*Your goal:*
Copy every one of the items below word for word, but leave the pictures out of your answer.

%%

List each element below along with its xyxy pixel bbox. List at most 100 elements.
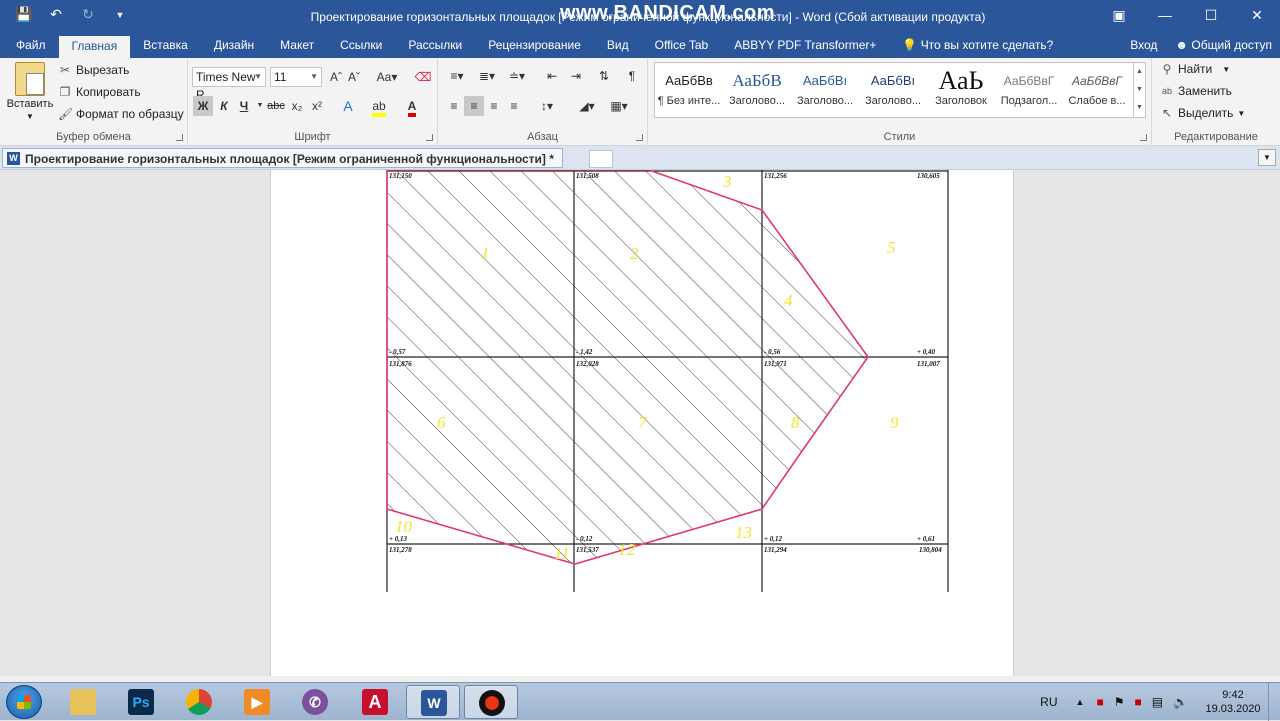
chevron-down-icon: ▼: [310, 72, 318, 81]
align-right-icon[interactable]: ≡: [484, 96, 504, 116]
clear-format-icon[interactable]: ⌫: [414, 67, 432, 87]
work-mark: + 0,13: [389, 535, 407, 543]
select-button[interactable]: ↖ Выделить ▼: [1160, 106, 1245, 120]
shading-icon[interactable]: ◢▾: [574, 96, 600, 116]
font-name-box[interactable]: Times New R ▼: [192, 67, 266, 102]
document-tab[interactable]: W Проектирование горизонтальных площадок…: [2, 148, 563, 168]
taskbar-viber[interactable]: ✆: [288, 685, 342, 719]
style-subtitle[interactable]: АаБбВвГ Подзагол...: [995, 63, 1063, 117]
underline-options-icon[interactable]: ▼: [256, 96, 264, 116]
style-no-spacing[interactable]: АаБбВв ¶ Без инте...: [655, 63, 723, 117]
bullets-icon[interactable]: ≡▾: [444, 66, 470, 86]
shrink-font-icon[interactable]: Aˇ: [346, 67, 362, 87]
tab-abbyy[interactable]: ABBYY PDF Transformer+: [721, 34, 889, 58]
find-button[interactable]: ⚲ Найти ▼: [1160, 62, 1231, 76]
align-center-icon[interactable]: ≡: [464, 96, 484, 116]
align-left-icon[interactable]: ≡: [444, 96, 464, 116]
style-subtle-emphasis[interactable]: АаБбВвГ Слабое в...: [1063, 63, 1131, 117]
word-doc-icon: W: [7, 152, 20, 165]
taskbar-explorer[interactable]: [56, 685, 110, 719]
copy-button[interactable]: ❐ Копировать: [58, 85, 141, 99]
change-case-icon[interactable]: Aa▾: [372, 67, 402, 87]
more-styles-icon[interactable]: ▼: [1136, 104, 1143, 111]
close-button[interactable]: ✕: [1234, 0, 1280, 32]
group-label: Шрифт: [294, 131, 331, 143]
show-desktop-button[interactable]: [1268, 683, 1280, 721]
sign-in-link[interactable]: Вход: [1130, 34, 1157, 56]
borders-icon[interactable]: ▦▾: [606, 96, 632, 116]
pilcrow-icon[interactable]: ¶: [622, 66, 642, 86]
numbering-icon[interactable]: ≣▾: [474, 66, 500, 86]
replace-button[interactable]: ab Заменить: [1160, 84, 1232, 98]
bold-button[interactable]: Ж: [193, 96, 213, 116]
superscript-button[interactable]: x²: [308, 96, 326, 116]
group-editing: ⚲ Найти ▼ ab Заменить ↖ Выделить ▼ Редактиров…: [1152, 58, 1280, 146]
new-tab-button[interactable]: [589, 150, 613, 168]
taskbar-chrome[interactable]: [172, 685, 226, 719]
tab-insert[interactable]: Вставка: [130, 34, 201, 58]
style-heading-1[interactable]: АаБбВ Заголово...: [723, 63, 791, 117]
flag-icon[interactable]: ⚑: [1114, 695, 1125, 709]
font-color-icon[interactable]: A: [400, 96, 424, 117]
tab-references[interactable]: Ссылки: [327, 34, 395, 58]
highlight-icon[interactable]: ab​: [366, 96, 392, 117]
grow-font-icon[interactable]: Aˆ: [328, 67, 344, 87]
cut-button[interactable]: ✂ Вырезать: [58, 63, 129, 77]
tab-view[interactable]: Вид: [594, 34, 642, 58]
language-indicator[interactable]: RU: [1040, 695, 1057, 709]
taskbar-word[interactable]: W: [406, 685, 460, 719]
ribbon-options-icon[interactable]: ▣: [1096, 0, 1142, 32]
volume-icon[interactable]: 🔈: [1173, 695, 1188, 709]
document-page[interactable]: 131,150 131,508 131,256 130,605 - 0,57 -…: [270, 170, 1014, 676]
multilevel-list-icon[interactable]: ≐▾: [504, 66, 530, 86]
format-painter-button[interactable]: 🖌 Формат по образцу: [58, 107, 184, 121]
styles-scroll[interactable]: ▲ ▼ ▼: [1133, 63, 1145, 117]
tab-list-dropdown-icon[interactable]: ▼: [1258, 149, 1276, 166]
tab-layout[interactable]: Макет: [267, 34, 327, 58]
underline-button[interactable]: Ч: [235, 96, 253, 116]
font-size-box[interactable]: 11 ▼: [270, 67, 322, 87]
zone-number: 4: [784, 291, 793, 310]
chevron-down-icon[interactable]: ▼: [1136, 86, 1143, 93]
tell-me-box[interactable]: 💡 Что вы хотите сделать?: [889, 34, 1066, 58]
style-title[interactable]: АаЬ Заголовок: [927, 63, 995, 117]
text-effects-icon[interactable]: A: [336, 96, 360, 116]
dialog-launcher-icon[interactable]: [176, 134, 183, 141]
minimize-button[interactable]: —: [1142, 0, 1188, 32]
italic-button[interactable]: К: [215, 96, 233, 116]
tab-mailings[interactable]: Рассылки: [395, 34, 475, 58]
paste-button[interactable]: Вставить ▼: [6, 62, 54, 122]
tray-app-icon[interactable]: ■: [1096, 695, 1103, 709]
tab-file[interactable]: Файл: [0, 34, 59, 58]
dialog-launcher-icon[interactable]: [426, 134, 433, 141]
strikethrough-button[interactable]: abc: [266, 96, 286, 116]
tab-design[interactable]: Дизайн: [201, 34, 267, 58]
style-heading-2[interactable]: АаБбВı Заголово...: [791, 63, 859, 117]
taskbar-photoshop[interactable]: Ps: [114, 685, 168, 719]
taskbar-media-player[interactable]: ▶: [230, 685, 284, 719]
decrease-indent-icon[interactable]: ⇤: [542, 66, 562, 86]
network-icon[interactable]: ▤: [1152, 695, 1163, 709]
justify-icon[interactable]: ≡: [504, 96, 524, 116]
start-button[interactable]: [6, 685, 42, 719]
tab-office-tab[interactable]: Office Tab: [642, 34, 722, 58]
share-button[interactable]: ☻ Общий доступ: [1175, 34, 1272, 56]
dialog-launcher-icon[interactable]: [1140, 134, 1147, 141]
taskbar-autocad[interactable]: A: [348, 685, 402, 719]
recording-watermark: www.BANDICAM.com: [560, 2, 776, 24]
group-label: Редактирование: [1174, 131, 1258, 143]
dialog-launcher-icon[interactable]: [636, 134, 643, 141]
tab-home[interactable]: Главная: [58, 36, 131, 60]
clock[interactable]: 9:42 19.03.2020: [1198, 688, 1268, 716]
tab-review[interactable]: Рецензирование: [475, 34, 594, 58]
taskbar-bandicam[interactable]: [464, 685, 518, 719]
line-spacing-icon[interactable]: ↕▾: [534, 96, 560, 116]
tray-app-icon[interactable]: ■: [1134, 695, 1141, 709]
sort-icon[interactable]: ⇅: [594, 66, 614, 86]
maximize-button[interactable]: ☐: [1188, 0, 1234, 32]
chevron-up-icon[interactable]: ▲: [1136, 68, 1143, 75]
style-heading-3[interactable]: АаБбВı Заголово...: [859, 63, 927, 117]
increase-indent-icon[interactable]: ⇥: [566, 66, 586, 86]
show-hidden-icons[interactable]: ▲: [1076, 697, 1085, 707]
subscript-button[interactable]: x₂: [288, 96, 306, 116]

%%

*Exercise response:*
List each element below along with its xyxy pixel bbox. List at most 100 elements.
chevron-down-icon: ▼: [310, 72, 318, 81]
align-right-icon[interactable]: ≡: [484, 96, 504, 116]
clear-format-icon[interactable]: ⌫: [414, 67, 432, 87]
work-mark: + 0,13: [389, 535, 407, 543]
select-button[interactable]: ↖ Выделить ▼: [1160, 106, 1245, 120]
shading-icon[interactable]: ◢▾: [574, 96, 600, 116]
font-name-box[interactable]: Times New R ▼: [192, 67, 266, 102]
document-tab[interactable]: W Проектирование горизонтальных площадок…: [2, 148, 563, 168]
taskbar-viber[interactable]: ✆: [288, 685, 342, 719]
style-subtitle[interactable]: АаБбВвГ Подзагол...: [995, 63, 1063, 117]
underline-options-icon[interactable]: ▼: [256, 96, 264, 116]
style-no-spacing[interactable]: АаБбВв ¶ Без инте...: [655, 63, 723, 117]
bullets-icon[interactable]: ≡▾: [444, 66, 470, 86]
shrink-font-icon[interactable]: Aˇ: [346, 67, 362, 87]
tab-abbyy[interactable]: ABBYY PDF Transformer+: [721, 34, 889, 58]
find-button[interactable]: ⚲ Найти ▼: [1160, 62, 1231, 76]
align-center-icon[interactable]: ≡: [464, 96, 484, 116]
align-left-icon[interactable]: ≡: [444, 96, 464, 116]
style-subtle-emphasis[interactable]: АаБбВвГ Слабое в...: [1063, 63, 1131, 117]
word-doc-icon: W: [7, 152, 20, 165]
taskbar-explorer[interactable]: [56, 685, 110, 719]
copy-button[interactable]: ❐ Копировать: [58, 85, 141, 99]
change-case-icon[interactable]: Aa▾: [372, 67, 402, 87]
more-styles-icon[interactable]: ▼: [1136, 104, 1143, 111]
close-button[interactable]: ✕: [1234, 0, 1280, 32]
group-label: Шрифт: [294, 131, 331, 143]
show-desktop-button[interactable]: [1268, 683, 1280, 721]
sign-in-link[interactable]: Вход: [1130, 34, 1157, 56]
borders-icon[interactable]: ▦▾: [606, 96, 632, 116]
pilcrow-icon[interactable]: ¶: [622, 66, 642, 86]
numbering-icon[interactable]: ≣▾: [474, 66, 500, 86]
replace-button[interactable]: ab Заменить: [1160, 84, 1232, 98]
bold-button[interactable]: Ж: [193, 96, 213, 116]
superscript-button[interactable]: x²: [308, 96, 326, 116]
group-editing: ⚲ Найти ▼ ab Заменить ↖ Выделить ▼ Редактиров…: [1152, 58, 1280, 146]
new-tab-button[interactable]: [589, 150, 613, 168]
taskbar-chrome[interactable]: [172, 685, 226, 719]
tab-insert[interactable]: Вставка: [130, 34, 201, 58]
style-heading-1[interactable]: АаБбВ Заголово...: [723, 63, 791, 117]
flag-icon[interactable]: ⚑: [1114, 695, 1125, 709]
font-color-icon[interactable]: A: [400, 96, 424, 117]
tab-references[interactable]: Ссылки: [327, 34, 395, 58]
highlight-icon[interactable]: ab​: [366, 96, 392, 117]
grow-font-icon[interactable]: Aˆ: [328, 67, 344, 87]
cut-button[interactable]: ✂ Вырезать: [58, 63, 129, 77]
tab-view[interactable]: Вид: [594, 34, 642, 58]
language-indicator[interactable]: RU: [1040, 695, 1057, 709]
taskbar-word[interactable]: W: [406, 685, 460, 719]
ribbon-options-icon[interactable]: ▣: [1096, 0, 1142, 32]
volume-icon[interactable]: 🔈: [1173, 695, 1188, 709]
document-page[interactable]: 131,150 131,508 131,256 130,605 - 0,57 -…: [270, 170, 1014, 676]
multilevel-list-icon[interactable]: ≐▾: [504, 66, 530, 86]
format-painter-button[interactable]: 🖌 Формат по образцу: [58, 107, 184, 121]
styles-scroll[interactable]: ▲ ▼ ▼: [1133, 63, 1145, 117]
tab-list-dropdown-icon[interactable]: ▼: [1258, 149, 1276, 166]
tab-layout[interactable]: Макет: [267, 34, 327, 58]
underline-button[interactable]: Ч: [235, 96, 253, 116]
font-size-box[interactable]: 11 ▼: [270, 67, 322, 87]
zone-number: 4: [784, 291, 793, 310]
chevron-down-icon[interactable]: ▼: [1136, 86, 1143, 93]
tell-me-box[interactable]: 💡 Что вы хотите сделать?: [889, 34, 1066, 58]
style-title[interactable]: АаЬ Заголовок: [927, 63, 995, 117]
text-effects-icon[interactable]: A: [336, 96, 360, 116]
dialog-launcher-icon[interactable]: [176, 134, 183, 141]
minimize-button[interactable]: —: [1142, 0, 1188, 32]
italic-button[interactable]: К: [215, 96, 233, 116]
tab-mailings[interactable]: Рассылки: [395, 34, 475, 58]
paste-button[interactable]: Вставить ▼: [6, 62, 54, 122]
tray-app-icon[interactable]: ■: [1096, 695, 1103, 709]
tab-file[interactable]: Файл: [0, 34, 59, 58]
dialog-launcher-icon[interactable]: [426, 134, 433, 141]
strikethrough-button[interactable]: abc: [266, 96, 286, 116]
tab-design[interactable]: Дизайн: [201, 34, 267, 58]
style-heading-2[interactable]: АаБбВı Заголово...: [791, 63, 859, 117]
taskbar-photoshop[interactable]: Ps: [114, 685, 168, 719]
taskbar-media-player[interactable]: ▶: [230, 685, 284, 719]
decrease-indent-icon[interactable]: ⇤: [542, 66, 562, 86]
network-icon[interactable]: ▤: [1152, 695, 1163, 709]
justify-icon[interactable]: ≡: [504, 96, 524, 116]
start-button[interactable]: [6, 685, 42, 719]
tab-office-tab[interactable]: Office Tab: [642, 34, 722, 58]
share-button[interactable]: ☻ Общий доступ: [1175, 34, 1272, 56]
dialog-launcher-icon[interactable]: [1140, 134, 1147, 141]
taskbar-autocad[interactable]: A: [348, 685, 402, 719]
recording-watermark: www.BANDICAM.com: [560, 2, 776, 24]
group-label: Редактирование: [1174, 131, 1258, 143]
dialog-launcher-icon[interactable]: [636, 134, 643, 141]
tab-home[interactable]: Главная: [58, 36, 131, 60]
clock[interactable]: 9:42 19.03.2020: [1198, 688, 1268, 716]
tab-review[interactable]: Рецензирование: [475, 34, 594, 58]
taskbar-bandicam[interactable]: [464, 685, 518, 719]
line-spacing-icon[interactable]: ↕▾: [534, 96, 560, 116]
tray-app-icon[interactable]: ■: [1134, 695, 1141, 709]
sort-icon[interactable]: ⇅: [594, 66, 614, 86]
maximize-button[interactable]: ☐: [1188, 0, 1234, 32]
chevron-up-icon[interactable]: ▲: [1136, 68, 1143, 75]
style-heading-3[interactable]: АаБбВı Заголово...: [859, 63, 927, 117]
increase-indent-icon[interactable]: ⇥: [566, 66, 586, 86]
show-hidden-icons[interactable]: ▲: [1076, 697, 1085, 707]
subscript-button[interactable]: x₂: [288, 96, 306, 116]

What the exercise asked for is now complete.